* Required work *
Return each line that holds the word "applicable".

_ _ _ _ _

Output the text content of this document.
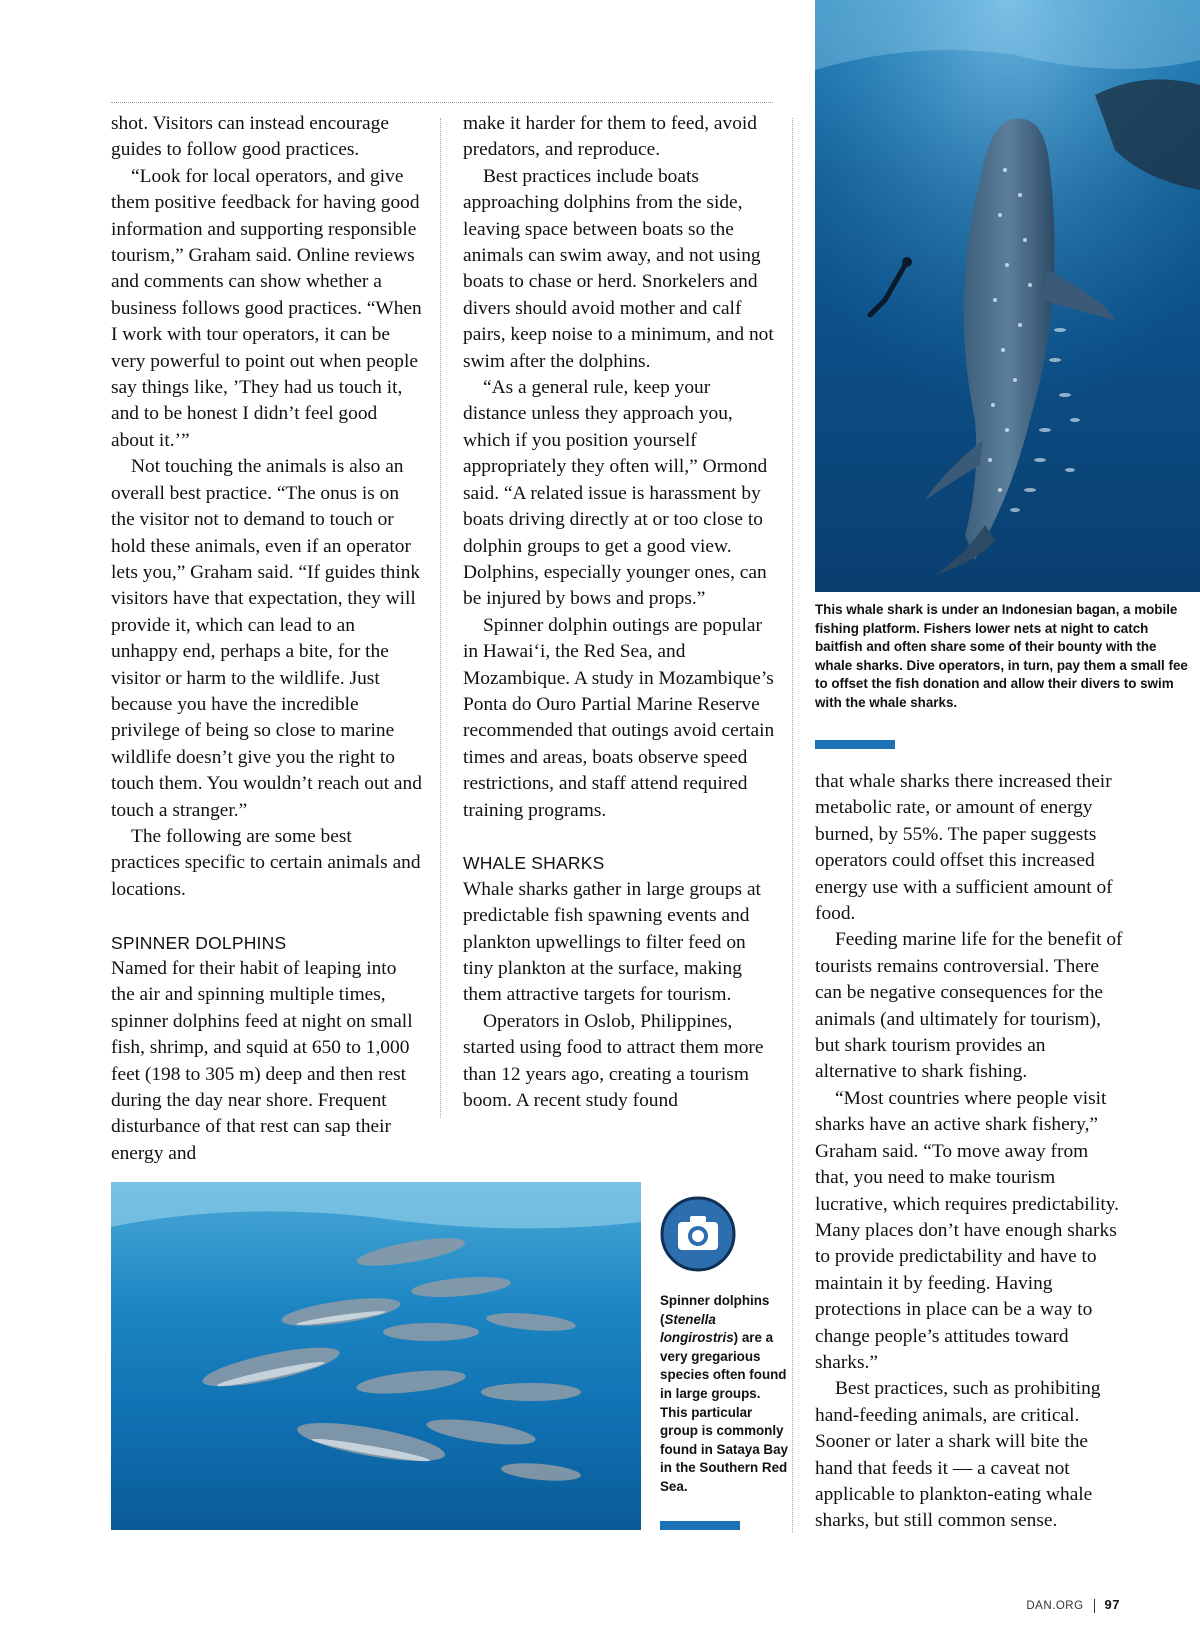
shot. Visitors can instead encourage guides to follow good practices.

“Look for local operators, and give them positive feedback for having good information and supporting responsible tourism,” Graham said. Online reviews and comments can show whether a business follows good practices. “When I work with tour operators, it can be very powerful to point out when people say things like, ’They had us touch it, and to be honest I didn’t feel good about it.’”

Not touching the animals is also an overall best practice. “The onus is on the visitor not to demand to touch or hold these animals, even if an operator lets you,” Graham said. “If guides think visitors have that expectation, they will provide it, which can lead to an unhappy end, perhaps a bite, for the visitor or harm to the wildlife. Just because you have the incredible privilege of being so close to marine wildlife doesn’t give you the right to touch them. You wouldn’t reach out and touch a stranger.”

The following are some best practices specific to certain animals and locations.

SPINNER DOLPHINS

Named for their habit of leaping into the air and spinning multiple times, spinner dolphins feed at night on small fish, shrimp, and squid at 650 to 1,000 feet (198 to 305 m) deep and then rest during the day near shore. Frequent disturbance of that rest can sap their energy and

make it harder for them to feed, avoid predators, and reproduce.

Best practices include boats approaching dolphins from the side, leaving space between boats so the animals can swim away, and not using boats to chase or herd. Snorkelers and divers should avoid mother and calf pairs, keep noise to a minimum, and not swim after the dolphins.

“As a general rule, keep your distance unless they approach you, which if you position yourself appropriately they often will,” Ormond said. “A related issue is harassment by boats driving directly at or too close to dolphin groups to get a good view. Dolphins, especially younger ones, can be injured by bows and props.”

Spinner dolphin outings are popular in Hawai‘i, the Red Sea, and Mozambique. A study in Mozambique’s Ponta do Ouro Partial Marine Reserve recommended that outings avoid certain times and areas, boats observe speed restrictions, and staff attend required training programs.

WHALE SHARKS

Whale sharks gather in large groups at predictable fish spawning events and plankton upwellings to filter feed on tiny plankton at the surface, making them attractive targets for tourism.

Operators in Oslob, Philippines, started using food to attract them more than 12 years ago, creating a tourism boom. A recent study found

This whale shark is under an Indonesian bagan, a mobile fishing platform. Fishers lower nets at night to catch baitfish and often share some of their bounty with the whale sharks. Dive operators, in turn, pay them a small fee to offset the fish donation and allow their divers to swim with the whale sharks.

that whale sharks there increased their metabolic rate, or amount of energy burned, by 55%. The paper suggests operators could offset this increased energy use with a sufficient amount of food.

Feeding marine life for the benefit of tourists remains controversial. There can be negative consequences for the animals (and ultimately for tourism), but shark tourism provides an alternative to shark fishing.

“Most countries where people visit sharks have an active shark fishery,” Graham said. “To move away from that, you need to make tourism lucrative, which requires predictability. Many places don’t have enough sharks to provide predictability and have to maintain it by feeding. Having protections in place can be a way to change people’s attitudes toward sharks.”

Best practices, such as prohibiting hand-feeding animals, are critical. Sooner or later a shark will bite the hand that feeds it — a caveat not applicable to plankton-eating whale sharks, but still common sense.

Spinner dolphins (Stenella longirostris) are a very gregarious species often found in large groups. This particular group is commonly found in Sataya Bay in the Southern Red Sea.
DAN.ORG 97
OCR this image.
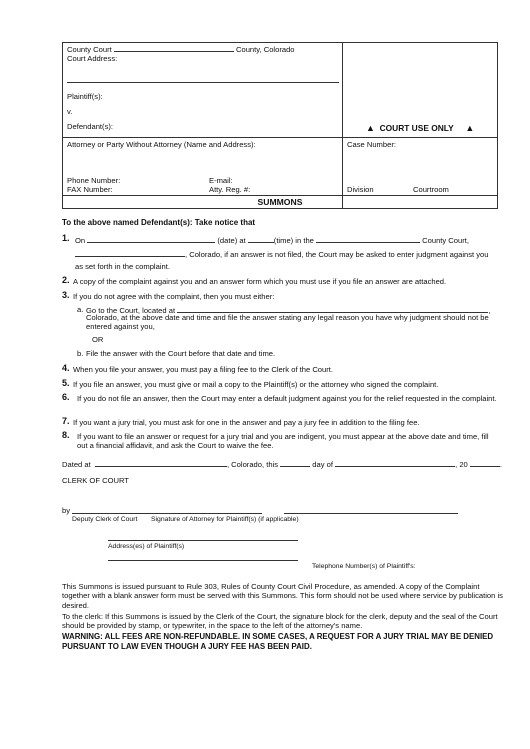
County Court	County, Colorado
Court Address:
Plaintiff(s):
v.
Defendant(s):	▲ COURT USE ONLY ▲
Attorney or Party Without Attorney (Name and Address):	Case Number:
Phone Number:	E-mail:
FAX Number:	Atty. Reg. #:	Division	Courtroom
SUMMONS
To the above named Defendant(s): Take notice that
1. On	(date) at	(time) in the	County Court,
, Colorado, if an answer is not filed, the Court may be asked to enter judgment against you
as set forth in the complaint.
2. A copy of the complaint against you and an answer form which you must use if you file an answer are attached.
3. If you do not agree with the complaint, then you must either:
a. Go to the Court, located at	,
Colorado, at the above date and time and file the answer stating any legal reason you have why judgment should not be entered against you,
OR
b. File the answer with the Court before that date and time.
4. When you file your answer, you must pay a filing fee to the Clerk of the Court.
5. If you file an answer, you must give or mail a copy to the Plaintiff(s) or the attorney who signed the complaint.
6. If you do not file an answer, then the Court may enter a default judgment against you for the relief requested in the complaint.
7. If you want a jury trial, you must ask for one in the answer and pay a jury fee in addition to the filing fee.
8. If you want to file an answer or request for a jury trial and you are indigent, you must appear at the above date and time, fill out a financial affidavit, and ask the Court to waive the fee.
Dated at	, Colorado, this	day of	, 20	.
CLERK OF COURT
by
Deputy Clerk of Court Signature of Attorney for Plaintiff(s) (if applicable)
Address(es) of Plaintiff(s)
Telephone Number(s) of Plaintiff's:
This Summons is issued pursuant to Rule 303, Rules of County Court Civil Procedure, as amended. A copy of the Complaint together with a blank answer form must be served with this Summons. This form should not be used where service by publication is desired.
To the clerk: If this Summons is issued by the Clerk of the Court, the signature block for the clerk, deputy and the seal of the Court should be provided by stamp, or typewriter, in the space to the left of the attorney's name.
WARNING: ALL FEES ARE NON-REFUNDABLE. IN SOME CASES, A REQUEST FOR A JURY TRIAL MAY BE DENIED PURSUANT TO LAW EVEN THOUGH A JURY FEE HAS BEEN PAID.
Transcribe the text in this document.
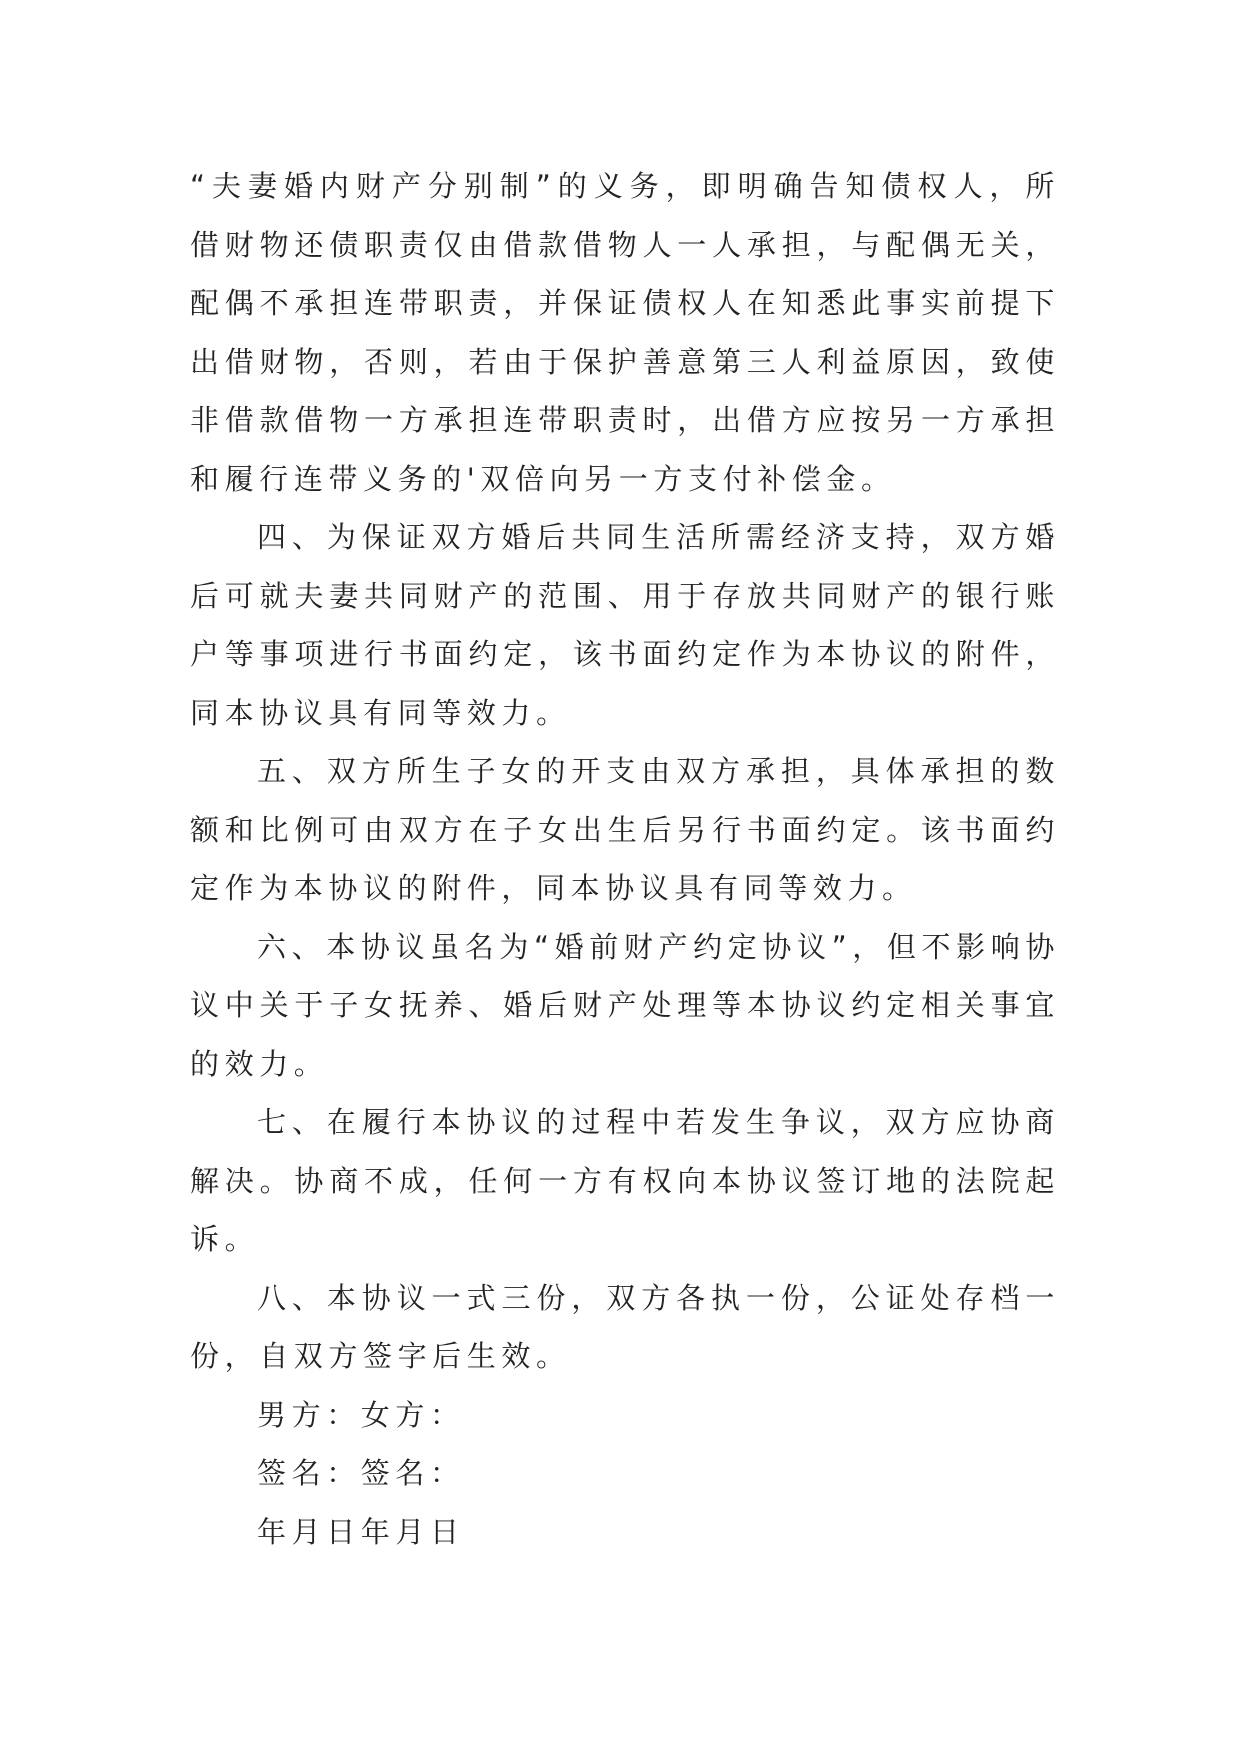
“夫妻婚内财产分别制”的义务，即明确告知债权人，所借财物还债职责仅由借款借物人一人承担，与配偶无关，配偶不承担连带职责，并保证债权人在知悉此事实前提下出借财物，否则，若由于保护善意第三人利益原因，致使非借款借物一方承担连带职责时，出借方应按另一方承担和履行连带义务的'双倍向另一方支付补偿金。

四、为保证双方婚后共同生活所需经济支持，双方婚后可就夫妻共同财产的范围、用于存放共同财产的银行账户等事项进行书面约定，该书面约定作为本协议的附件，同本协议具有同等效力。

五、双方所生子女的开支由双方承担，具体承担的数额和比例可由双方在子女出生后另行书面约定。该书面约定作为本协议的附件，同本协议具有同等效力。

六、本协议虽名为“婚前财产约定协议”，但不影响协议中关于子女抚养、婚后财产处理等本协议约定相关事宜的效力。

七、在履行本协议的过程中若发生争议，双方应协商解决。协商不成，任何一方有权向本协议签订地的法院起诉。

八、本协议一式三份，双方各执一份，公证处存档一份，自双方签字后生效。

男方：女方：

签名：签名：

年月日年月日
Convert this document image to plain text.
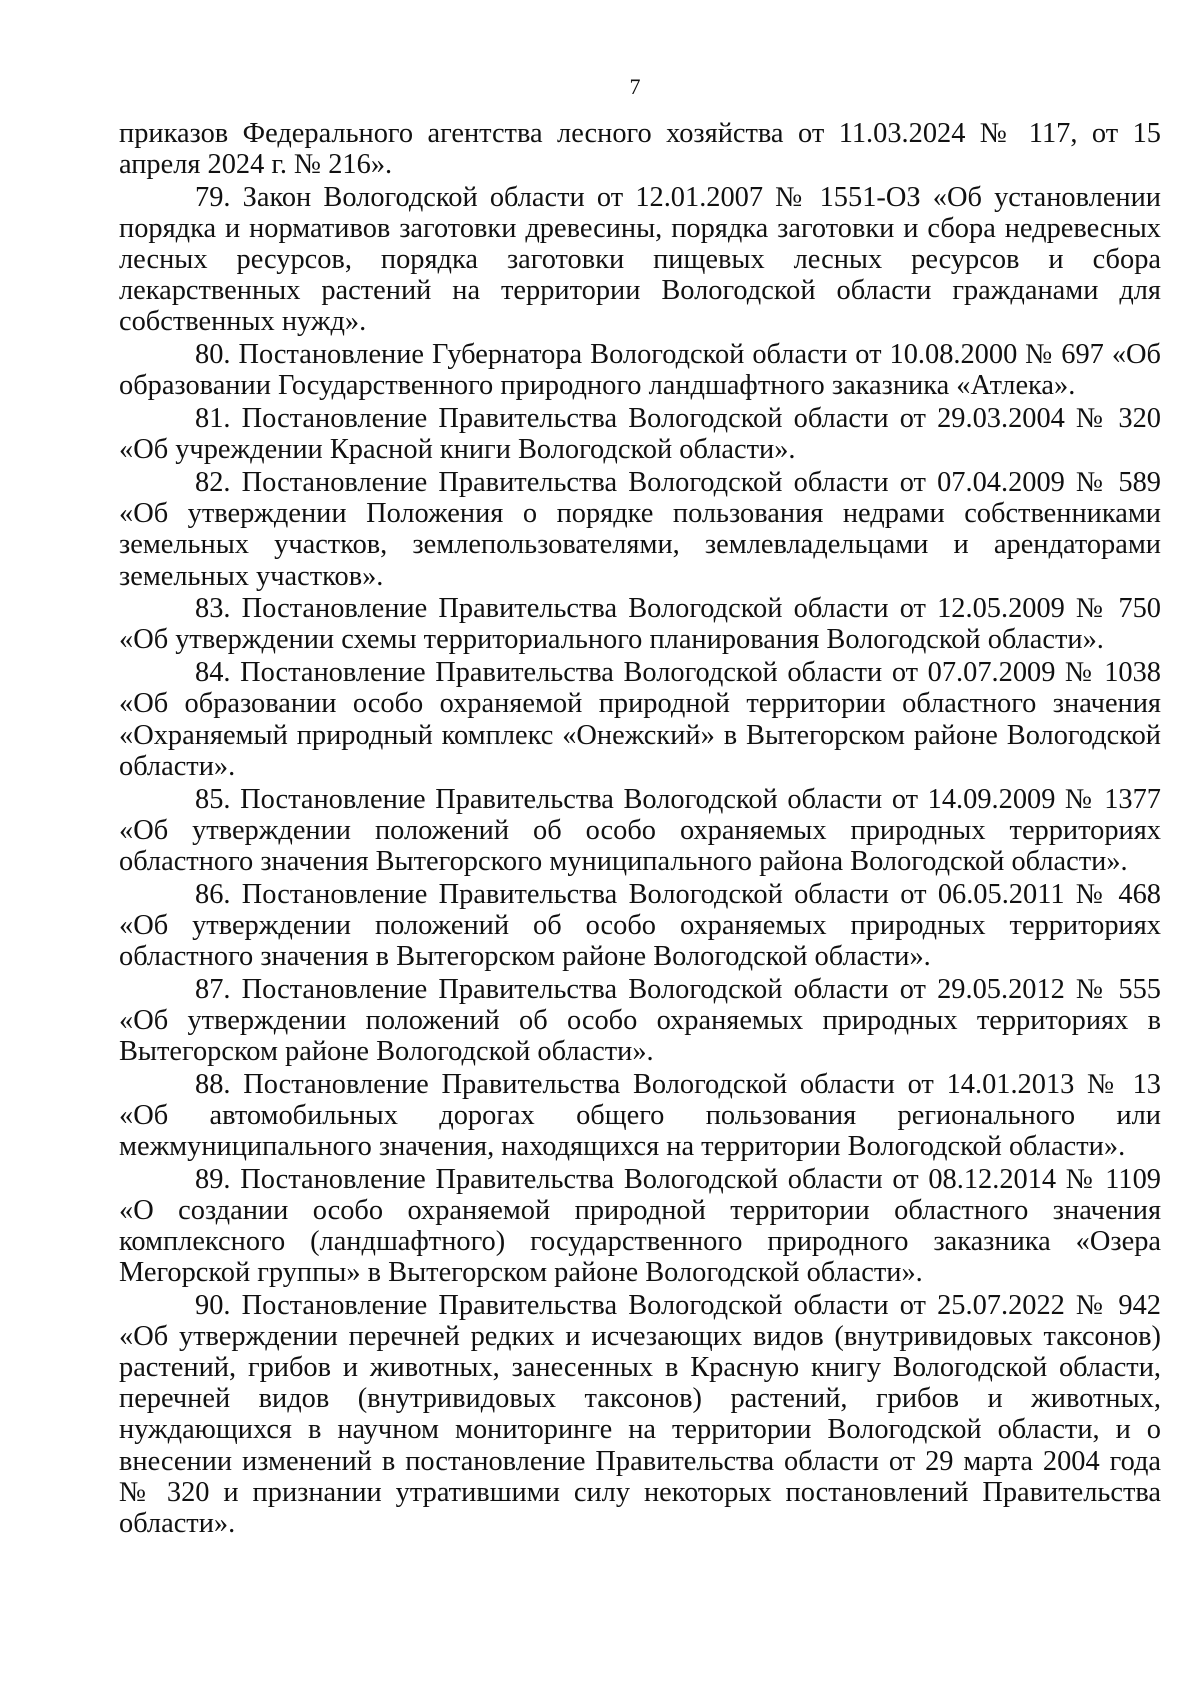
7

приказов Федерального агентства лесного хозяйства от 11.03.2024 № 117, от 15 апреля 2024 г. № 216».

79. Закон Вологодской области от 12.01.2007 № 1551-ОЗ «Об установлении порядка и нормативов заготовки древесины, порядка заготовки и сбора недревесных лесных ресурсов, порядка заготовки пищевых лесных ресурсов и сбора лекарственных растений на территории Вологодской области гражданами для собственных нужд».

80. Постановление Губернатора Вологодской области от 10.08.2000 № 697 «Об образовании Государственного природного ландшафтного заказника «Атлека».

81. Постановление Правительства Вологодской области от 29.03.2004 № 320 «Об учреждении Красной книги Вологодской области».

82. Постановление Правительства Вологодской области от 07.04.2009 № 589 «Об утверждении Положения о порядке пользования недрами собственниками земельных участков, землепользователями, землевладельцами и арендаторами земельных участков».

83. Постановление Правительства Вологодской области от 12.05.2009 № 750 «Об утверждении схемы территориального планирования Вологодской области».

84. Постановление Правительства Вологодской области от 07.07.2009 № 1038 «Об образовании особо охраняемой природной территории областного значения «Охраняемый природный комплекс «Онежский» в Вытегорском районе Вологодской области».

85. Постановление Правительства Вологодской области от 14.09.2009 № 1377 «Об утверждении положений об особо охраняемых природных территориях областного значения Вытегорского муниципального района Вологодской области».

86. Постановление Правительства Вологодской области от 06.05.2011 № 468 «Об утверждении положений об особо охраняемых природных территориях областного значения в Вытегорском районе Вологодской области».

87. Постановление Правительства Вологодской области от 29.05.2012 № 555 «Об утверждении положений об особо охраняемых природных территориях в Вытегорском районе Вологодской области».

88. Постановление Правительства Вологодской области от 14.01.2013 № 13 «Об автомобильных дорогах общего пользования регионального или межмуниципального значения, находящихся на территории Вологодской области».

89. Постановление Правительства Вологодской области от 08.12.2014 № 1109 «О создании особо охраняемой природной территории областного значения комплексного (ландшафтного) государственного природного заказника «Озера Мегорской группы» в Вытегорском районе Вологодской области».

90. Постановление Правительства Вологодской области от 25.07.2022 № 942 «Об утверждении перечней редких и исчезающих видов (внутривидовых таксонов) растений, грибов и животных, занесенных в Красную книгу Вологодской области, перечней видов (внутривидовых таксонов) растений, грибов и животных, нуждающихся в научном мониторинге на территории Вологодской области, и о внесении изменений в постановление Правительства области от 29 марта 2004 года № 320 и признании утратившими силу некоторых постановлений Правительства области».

_ _ _ _ _

* Task output *
Best practices, such as prohibiting hand-feeding animals, are critical. Sooner or later a shark will bite the hand that feeds it — a caveat not applicable to plankton-eating whale sharks, but still common sense.
Deputy Clerk of Court Signature of Attorney for Plaintiff(s) (if applicable)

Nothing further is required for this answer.